— Material to process —

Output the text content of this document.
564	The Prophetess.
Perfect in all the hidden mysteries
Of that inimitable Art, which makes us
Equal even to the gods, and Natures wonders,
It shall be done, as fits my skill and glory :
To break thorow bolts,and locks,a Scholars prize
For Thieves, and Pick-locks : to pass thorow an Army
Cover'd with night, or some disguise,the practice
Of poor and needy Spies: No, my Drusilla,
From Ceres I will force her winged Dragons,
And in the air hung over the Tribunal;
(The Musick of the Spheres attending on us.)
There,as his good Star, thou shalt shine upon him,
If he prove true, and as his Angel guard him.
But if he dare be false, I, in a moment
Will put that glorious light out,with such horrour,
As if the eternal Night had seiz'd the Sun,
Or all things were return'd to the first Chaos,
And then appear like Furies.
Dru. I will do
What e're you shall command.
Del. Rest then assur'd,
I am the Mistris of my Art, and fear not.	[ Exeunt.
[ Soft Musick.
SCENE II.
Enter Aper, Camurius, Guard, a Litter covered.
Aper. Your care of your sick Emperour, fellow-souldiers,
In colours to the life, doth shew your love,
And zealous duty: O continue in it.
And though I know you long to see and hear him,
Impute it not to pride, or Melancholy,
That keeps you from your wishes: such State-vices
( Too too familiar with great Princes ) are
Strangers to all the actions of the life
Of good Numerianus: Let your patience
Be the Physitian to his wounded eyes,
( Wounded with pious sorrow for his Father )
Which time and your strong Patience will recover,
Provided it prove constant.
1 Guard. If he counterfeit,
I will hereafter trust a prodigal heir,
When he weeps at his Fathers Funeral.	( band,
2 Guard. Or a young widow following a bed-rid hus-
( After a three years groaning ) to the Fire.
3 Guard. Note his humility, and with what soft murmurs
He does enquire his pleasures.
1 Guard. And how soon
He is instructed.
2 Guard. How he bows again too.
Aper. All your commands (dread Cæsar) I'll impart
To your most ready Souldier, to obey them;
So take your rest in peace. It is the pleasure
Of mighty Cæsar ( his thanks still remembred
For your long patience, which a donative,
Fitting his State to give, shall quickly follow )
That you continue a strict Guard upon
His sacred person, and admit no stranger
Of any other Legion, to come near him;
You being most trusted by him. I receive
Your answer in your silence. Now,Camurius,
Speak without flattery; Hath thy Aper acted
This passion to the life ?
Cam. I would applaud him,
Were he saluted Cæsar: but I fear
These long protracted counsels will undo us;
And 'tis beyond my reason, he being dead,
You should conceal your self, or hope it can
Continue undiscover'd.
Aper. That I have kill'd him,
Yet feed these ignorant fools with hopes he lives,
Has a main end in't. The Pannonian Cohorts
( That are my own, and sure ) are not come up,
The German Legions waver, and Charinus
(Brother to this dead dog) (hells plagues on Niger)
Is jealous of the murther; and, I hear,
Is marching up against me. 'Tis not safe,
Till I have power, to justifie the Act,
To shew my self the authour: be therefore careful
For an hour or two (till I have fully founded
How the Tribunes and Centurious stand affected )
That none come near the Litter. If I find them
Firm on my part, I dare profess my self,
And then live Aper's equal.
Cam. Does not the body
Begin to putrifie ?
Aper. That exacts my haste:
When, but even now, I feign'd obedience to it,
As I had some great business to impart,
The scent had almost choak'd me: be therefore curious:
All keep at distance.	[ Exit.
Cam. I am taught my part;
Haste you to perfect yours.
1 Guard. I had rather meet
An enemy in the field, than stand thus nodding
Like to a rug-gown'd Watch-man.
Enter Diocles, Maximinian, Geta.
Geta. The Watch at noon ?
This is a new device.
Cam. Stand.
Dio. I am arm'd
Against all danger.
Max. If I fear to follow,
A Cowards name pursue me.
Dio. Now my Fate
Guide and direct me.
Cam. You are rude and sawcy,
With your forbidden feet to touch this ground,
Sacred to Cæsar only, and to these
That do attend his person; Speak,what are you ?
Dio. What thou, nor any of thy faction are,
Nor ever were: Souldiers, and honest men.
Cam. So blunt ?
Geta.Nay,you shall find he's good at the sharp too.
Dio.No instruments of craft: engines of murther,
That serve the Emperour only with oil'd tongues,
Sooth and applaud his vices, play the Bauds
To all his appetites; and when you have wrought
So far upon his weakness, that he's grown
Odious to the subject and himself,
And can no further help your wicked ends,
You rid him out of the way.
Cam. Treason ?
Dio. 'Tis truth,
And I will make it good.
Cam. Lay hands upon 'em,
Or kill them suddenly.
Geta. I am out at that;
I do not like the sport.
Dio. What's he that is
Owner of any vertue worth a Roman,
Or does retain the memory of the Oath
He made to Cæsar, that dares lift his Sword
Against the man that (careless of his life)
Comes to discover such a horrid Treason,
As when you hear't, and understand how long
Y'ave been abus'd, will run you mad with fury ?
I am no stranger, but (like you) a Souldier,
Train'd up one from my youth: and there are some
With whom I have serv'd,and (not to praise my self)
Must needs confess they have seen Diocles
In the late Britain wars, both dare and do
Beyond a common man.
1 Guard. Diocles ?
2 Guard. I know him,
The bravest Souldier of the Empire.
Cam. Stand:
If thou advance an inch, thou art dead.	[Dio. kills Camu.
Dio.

— Problem —
Tally the lines above that contain the word "even", and reply with only the number.

— Output of the task —
2